------ INPUT MATERIAL

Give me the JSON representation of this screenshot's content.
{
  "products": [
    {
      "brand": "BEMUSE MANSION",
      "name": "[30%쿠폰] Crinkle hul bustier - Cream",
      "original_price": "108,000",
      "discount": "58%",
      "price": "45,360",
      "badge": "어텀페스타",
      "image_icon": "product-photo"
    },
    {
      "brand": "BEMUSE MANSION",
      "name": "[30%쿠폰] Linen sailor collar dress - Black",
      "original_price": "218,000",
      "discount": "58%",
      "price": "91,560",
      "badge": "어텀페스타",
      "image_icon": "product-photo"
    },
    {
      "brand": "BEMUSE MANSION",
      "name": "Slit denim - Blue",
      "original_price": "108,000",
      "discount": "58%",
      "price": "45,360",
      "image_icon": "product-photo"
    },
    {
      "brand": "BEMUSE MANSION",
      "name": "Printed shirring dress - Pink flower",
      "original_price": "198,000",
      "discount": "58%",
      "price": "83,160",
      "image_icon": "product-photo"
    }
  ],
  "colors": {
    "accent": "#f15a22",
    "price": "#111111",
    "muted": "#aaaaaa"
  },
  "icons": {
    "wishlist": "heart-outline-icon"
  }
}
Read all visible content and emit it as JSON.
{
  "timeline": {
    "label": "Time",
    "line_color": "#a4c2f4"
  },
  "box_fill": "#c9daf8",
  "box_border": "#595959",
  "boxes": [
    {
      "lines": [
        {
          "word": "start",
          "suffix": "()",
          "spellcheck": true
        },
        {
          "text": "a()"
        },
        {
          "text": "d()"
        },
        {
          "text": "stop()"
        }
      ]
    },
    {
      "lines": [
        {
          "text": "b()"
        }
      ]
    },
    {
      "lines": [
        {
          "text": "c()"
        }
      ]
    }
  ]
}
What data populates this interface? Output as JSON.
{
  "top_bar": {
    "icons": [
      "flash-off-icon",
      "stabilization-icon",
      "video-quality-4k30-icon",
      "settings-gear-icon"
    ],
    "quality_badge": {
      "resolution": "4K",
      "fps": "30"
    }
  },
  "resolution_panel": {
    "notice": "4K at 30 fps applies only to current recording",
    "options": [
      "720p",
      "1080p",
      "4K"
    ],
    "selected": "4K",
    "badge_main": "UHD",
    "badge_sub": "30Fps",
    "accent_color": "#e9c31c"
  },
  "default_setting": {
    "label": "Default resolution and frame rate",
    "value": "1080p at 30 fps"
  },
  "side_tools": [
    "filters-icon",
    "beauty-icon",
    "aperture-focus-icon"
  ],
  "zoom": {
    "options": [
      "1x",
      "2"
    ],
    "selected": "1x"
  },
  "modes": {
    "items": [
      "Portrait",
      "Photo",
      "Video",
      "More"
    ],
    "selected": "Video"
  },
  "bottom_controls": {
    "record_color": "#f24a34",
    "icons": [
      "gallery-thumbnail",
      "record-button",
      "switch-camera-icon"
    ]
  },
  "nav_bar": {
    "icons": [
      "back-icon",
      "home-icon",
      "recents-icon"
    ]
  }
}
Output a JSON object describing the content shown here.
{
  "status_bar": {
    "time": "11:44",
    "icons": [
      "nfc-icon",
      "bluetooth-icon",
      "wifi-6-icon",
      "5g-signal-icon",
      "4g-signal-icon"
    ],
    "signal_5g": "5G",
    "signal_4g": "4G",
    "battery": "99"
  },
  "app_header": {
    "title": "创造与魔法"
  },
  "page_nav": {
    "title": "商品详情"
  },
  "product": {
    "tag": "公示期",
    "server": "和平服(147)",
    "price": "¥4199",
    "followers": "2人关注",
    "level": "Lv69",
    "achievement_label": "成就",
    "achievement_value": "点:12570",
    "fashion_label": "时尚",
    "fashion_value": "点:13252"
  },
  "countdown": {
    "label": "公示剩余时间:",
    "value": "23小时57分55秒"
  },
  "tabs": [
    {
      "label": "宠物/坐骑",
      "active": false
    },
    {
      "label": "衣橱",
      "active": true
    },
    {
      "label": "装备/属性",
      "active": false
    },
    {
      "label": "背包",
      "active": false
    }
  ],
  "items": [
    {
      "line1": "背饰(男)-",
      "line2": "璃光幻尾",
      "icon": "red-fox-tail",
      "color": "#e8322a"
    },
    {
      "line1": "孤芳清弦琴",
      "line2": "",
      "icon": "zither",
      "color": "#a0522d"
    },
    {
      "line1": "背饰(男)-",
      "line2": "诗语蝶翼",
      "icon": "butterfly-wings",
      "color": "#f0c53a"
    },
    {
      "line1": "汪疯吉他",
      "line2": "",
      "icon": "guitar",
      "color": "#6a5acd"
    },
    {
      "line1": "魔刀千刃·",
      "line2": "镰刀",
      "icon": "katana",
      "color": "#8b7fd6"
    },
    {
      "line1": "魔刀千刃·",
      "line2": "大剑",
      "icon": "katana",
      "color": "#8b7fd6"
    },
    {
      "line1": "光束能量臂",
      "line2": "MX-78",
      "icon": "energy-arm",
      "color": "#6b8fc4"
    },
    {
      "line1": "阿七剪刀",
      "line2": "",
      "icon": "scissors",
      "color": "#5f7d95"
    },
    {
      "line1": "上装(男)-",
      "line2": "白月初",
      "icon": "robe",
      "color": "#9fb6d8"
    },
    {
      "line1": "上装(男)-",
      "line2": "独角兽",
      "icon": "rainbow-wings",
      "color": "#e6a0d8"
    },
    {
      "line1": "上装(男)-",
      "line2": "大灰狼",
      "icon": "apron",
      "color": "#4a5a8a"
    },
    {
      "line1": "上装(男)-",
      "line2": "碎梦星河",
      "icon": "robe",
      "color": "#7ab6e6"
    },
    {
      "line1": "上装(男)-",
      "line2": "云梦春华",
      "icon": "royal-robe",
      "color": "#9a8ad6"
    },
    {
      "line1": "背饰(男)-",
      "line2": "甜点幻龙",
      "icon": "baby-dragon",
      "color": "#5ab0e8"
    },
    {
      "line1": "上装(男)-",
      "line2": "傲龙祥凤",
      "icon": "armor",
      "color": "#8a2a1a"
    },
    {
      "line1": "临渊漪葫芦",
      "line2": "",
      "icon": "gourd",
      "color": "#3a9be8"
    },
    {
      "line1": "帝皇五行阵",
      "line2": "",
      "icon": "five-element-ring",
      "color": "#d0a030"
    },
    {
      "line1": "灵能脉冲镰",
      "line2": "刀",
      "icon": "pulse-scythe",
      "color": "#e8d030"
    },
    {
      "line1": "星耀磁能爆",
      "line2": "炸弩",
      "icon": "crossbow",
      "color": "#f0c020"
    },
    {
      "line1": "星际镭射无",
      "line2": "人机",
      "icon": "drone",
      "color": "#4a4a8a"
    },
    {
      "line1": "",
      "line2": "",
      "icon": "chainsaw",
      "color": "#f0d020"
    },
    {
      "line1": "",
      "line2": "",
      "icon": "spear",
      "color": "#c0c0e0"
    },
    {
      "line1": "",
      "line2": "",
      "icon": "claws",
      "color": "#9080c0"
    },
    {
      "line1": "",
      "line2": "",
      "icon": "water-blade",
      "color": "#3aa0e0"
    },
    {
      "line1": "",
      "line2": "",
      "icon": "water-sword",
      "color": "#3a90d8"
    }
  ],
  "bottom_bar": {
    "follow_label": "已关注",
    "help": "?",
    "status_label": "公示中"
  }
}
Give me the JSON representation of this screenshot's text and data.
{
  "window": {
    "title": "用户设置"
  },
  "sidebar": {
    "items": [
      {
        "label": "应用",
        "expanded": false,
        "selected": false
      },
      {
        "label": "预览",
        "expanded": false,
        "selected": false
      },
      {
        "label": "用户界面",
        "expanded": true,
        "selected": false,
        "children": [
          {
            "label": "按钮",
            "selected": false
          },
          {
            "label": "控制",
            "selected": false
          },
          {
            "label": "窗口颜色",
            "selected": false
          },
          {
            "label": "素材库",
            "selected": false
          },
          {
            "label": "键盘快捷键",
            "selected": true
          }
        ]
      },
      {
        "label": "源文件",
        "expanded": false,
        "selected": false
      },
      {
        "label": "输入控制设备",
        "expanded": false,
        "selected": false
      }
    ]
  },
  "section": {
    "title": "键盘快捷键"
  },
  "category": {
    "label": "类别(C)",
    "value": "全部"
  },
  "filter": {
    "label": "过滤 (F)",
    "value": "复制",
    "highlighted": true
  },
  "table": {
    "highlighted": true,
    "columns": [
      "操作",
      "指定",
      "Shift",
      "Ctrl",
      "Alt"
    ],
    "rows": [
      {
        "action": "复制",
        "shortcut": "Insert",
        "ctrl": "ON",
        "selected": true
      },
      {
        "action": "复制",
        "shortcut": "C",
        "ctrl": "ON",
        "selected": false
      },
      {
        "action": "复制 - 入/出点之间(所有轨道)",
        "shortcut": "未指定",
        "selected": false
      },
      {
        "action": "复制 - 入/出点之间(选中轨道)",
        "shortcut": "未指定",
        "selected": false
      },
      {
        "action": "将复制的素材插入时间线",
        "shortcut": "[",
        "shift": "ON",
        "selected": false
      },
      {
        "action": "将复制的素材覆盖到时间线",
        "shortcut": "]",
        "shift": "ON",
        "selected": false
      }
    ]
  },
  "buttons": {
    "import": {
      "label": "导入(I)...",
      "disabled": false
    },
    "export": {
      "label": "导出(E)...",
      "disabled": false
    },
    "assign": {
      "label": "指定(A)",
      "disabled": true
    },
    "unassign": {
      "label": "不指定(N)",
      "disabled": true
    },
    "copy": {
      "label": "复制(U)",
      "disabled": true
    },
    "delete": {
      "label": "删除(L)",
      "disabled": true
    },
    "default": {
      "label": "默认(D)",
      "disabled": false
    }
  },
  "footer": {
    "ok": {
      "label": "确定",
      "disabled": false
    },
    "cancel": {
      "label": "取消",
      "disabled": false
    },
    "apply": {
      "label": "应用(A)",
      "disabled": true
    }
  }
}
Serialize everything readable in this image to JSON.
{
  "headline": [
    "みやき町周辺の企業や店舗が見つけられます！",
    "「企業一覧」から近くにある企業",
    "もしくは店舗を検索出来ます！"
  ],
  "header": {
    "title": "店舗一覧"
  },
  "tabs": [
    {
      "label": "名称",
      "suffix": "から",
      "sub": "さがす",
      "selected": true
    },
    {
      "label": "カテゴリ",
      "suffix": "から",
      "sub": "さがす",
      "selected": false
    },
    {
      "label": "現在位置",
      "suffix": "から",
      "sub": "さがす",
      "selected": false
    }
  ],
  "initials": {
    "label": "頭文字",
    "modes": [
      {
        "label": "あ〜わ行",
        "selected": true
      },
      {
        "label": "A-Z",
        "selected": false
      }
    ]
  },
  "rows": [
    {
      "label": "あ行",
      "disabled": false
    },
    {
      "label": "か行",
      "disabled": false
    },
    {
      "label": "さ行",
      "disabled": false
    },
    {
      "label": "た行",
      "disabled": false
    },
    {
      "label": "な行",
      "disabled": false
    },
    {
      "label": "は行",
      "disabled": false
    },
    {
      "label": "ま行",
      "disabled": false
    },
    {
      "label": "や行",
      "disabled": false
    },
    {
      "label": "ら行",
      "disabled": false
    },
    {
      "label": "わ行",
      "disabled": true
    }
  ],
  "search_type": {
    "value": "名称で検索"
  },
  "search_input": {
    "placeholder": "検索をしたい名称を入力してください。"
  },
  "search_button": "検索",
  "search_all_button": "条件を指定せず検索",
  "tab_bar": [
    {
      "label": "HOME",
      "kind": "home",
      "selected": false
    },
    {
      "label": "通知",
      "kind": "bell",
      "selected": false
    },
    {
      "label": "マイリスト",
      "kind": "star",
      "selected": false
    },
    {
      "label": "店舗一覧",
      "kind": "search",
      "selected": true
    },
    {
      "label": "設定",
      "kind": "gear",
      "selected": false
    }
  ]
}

------------

TASK TO CARRY OUT: Within the material above, find the lines that contain the word "dress"; copy them.

SOLUTION TO THIS TASK:
      "name": "[30%쿠폰] Linen sailor collar dress - Black",
      "name": "Printed shirring dress - Pink flower",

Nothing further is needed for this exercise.